__Problem__. Restating every entry exactly is the whole task.

__Given records__.

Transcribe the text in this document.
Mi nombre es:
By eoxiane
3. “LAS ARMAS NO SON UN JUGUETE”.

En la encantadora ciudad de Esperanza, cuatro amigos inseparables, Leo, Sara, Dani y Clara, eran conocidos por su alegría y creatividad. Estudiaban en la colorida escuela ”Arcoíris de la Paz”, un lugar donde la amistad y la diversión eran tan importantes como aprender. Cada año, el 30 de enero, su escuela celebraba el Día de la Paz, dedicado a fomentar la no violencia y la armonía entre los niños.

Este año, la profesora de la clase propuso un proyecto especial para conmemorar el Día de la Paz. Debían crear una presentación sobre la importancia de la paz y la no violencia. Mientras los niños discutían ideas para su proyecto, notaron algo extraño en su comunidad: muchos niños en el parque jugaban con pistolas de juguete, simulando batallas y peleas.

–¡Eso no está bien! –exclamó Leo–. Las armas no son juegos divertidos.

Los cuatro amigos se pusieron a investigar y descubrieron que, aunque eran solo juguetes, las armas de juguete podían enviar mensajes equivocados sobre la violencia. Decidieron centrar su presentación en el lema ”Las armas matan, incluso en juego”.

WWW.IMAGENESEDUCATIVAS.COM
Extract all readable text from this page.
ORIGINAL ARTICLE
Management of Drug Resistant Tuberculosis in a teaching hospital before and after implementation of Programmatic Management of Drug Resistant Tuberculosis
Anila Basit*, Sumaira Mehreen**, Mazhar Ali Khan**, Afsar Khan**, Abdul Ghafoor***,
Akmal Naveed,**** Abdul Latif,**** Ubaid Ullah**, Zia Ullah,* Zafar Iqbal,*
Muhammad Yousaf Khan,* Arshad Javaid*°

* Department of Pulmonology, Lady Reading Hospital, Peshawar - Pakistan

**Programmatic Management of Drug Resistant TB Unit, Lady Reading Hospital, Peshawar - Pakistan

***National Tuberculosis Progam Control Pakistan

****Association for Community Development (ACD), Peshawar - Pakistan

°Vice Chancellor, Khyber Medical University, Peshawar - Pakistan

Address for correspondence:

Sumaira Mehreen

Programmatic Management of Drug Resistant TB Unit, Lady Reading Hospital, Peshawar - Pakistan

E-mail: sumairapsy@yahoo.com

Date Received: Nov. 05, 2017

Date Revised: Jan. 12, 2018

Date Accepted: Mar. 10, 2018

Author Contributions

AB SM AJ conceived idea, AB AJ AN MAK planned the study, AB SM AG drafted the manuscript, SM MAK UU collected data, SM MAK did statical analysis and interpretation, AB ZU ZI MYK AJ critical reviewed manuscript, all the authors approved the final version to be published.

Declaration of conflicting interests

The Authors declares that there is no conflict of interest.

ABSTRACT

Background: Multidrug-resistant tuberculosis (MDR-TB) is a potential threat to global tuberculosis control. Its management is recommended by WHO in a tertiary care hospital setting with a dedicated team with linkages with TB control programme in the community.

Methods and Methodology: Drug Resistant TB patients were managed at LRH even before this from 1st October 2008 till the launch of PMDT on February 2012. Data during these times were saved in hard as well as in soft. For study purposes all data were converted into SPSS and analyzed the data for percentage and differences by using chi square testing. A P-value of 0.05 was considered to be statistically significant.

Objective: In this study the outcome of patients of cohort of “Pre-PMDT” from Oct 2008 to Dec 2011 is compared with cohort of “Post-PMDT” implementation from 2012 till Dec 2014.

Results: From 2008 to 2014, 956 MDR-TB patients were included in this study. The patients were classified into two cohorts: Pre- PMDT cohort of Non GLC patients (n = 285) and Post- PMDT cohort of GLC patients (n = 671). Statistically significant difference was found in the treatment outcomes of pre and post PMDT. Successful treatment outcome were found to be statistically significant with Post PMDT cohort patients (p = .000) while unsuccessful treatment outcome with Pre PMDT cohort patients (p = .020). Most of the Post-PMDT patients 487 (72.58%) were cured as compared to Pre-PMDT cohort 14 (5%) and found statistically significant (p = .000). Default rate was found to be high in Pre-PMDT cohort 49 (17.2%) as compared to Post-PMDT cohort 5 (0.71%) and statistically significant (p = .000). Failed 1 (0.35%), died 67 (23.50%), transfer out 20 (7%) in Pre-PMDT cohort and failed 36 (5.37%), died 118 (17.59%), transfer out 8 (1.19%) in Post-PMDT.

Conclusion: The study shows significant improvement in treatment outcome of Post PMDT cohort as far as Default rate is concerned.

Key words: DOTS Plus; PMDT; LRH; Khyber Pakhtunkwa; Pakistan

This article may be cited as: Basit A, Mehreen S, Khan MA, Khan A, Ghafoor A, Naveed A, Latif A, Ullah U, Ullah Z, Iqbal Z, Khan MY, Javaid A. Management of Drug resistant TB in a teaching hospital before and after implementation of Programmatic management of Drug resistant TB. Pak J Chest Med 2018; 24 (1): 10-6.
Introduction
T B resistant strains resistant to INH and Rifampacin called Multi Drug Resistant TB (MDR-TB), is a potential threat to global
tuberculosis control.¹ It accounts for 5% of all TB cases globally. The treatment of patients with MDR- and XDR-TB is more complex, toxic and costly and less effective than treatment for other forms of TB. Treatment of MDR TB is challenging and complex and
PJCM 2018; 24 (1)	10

__Solved exercise__.
Transcribe the text in this document.
Mi nombre es:
By eoxiane
3. “LAS ARMAS NO SON UN JUGUETE”.

En la encantadora ciudad de Esperanza, cuatro amigos inseparables, Leo, Sara, Dani y Clara, eran conocidos por su alegría y creatividad. Estudiaban en la colorida escuela ”Arcoíris de la Paz”, un lugar donde la amistad y la diversión eran tan importantes como aprender. Cada año, el 30 de enero, su escuela celebraba el Día de la Paz, dedicado a fomentar la no violencia y la armonía entre los niños.

Este año, la profesora de la clase propuso un proyecto especial para conmemorar el Día de la Paz. Debían crear una presentación sobre la importancia de la paz y la no violencia. Mientras los niños discutían ideas para su proyecto, notaron algo extraño en su comunidad: muchos niños en el parque jugaban con pistolas de juguete, simulando batallas y peleas.

–¡Eso no está bien! –exclamó Leo–. Las armas no son juegos divertidos.

Los cuatro amigos se pusieron a investigar y descubrieron que, aunque eran solo juguetes, las armas de juguete podían enviar mensajes equivocados sobre la violencia. Decidieron centrar su presentación en el lema ”Las armas matan, incluso en juego”.

WWW.IMAGENESEDUCATIVAS.COM
Extract all readable text from this page.
ORIGINAL ARTICLE
Management of Drug Resistant Tuberculosis in a teaching hospital before and after implementation of Programmatic Management of Drug Resistant Tuberculosis
Anila Basit*, Sumaira Mehreen**, Mazhar Ali Khan**, Afsar Khan**, Abdul Ghafoor***,
Akmal Naveed,**** Abdul Latif,**** Ubaid Ullah**, Zia Ullah,* Zafar Iqbal,*
Muhammad Yousaf Khan,* Arshad Javaid*°

* Department of Pulmonology, Lady Reading Hospital, Peshawar - Pakistan

**Programmatic Management of Drug Resistant TB Unit, Lady Reading Hospital, Peshawar - Pakistan

***National Tuberculosis Progam Control Pakistan

****Association for Community Development (ACD), Peshawar - Pakistan

°Vice Chancellor, Khyber Medical University, Peshawar - Pakistan

Address for correspondence:

Sumaira Mehreen

Programmatic Management of Drug Resistant TB Unit, Lady Reading Hospital, Peshawar - Pakistan

E-mail: sumairapsy@yahoo.com

Date Received: Nov. 05, 2017

Date Revised: Jan. 12, 2018

Date Accepted: Mar. 10, 2018

Author Contributions

AB SM AJ conceived idea, AB AJ AN MAK planned the study, AB SM AG drafted the manuscript, SM MAK UU collected data, SM MAK did statical analysis and interpretation, AB ZU ZI MYK AJ critical reviewed manuscript, all the authors approved the final version to be published.

Declaration of conflicting interests

The Authors declares that there is no conflict of interest.

ABSTRACT

Background: Multidrug-resistant tuberculosis (MDR-TB) is a potential threat to global tuberculosis control. Its management is recommended by WHO in a tertiary care hospital setting with a dedicated team with linkages with TB control programme in the community.

Methods and Methodology: Drug Resistant TB patients were managed at LRH even before this from 1st October 2008 till the launch of PMDT on February 2012. Data during these times were saved in hard as well as in soft. For study purposes all data were converted into SPSS and analyzed the data for percentage and differences by using chi square testing. A P-value of 0.05 was considered to be statistically significant.

Objective: In this study the outcome of patients of cohort of “Pre-PMDT” from Oct 2008 to Dec 2011 is compared with cohort of “Post-PMDT” implementation from 2012 till Dec 2014.

Results: From 2008 to 2014, 956 MDR-TB patients were included in this study. The patients were classified into two cohorts: Pre- PMDT cohort of Non GLC patients (n = 285) and Post- PMDT cohort of GLC patients (n = 671). Statistically significant difference was found in the treatment outcomes of pre and post PMDT. Successful treatment outcome were found to be statistically significant with Post PMDT cohort patients (p = .000) while unsuccessful treatment outcome with Pre PMDT cohort patients (p = .020). Most of the Post-PMDT patients 487 (72.58%) were cured as compared to Pre-PMDT cohort 14 (5%) and found statistically significant (p = .000). Default rate was found to be high in Pre-PMDT cohort 49 (17.2%) as compared to Post-PMDT cohort 5 (0.71%) and statistically significant (p = .000). Failed 1 (0.35%), died 67 (23.50%), transfer out 20 (7%) in Pre-PMDT cohort and failed 36 (5.37%), died 118 (17.59%), transfer out 8 (1.19%) in Post-PMDT.

Conclusion: The study shows significant improvement in treatment outcome of Post PMDT cohort as far as Default rate is concerned.

Key words: DOTS Plus; PMDT; LRH; Khyber Pakhtunkwa; Pakistan

This article may be cited as: Basit A, Mehreen S, Khan MA, Khan A, Ghafoor A, Naveed A, Latif A, Ullah U, Ullah Z, Iqbal Z, Khan MY, Javaid A. Management of Drug resistant TB in a teaching hospital before and after implementation of Programmatic management of Drug resistant TB. Pak J Chest Med 2018; 24 (1): 10-6.
Introduction
T B resistant strains resistant to INH and Rifampacin called Multi Drug Resistant TB (MDR-TB), is a potential threat to global
tuberculosis control.¹ It accounts for 5% of all TB cases globally. The treatment of patients with MDR- and XDR-TB is more complex, toxic and costly and less effective than treatment for other forms of TB. Treatment of MDR TB is challenging and complex and
PJCM 2018; 24 (1)	10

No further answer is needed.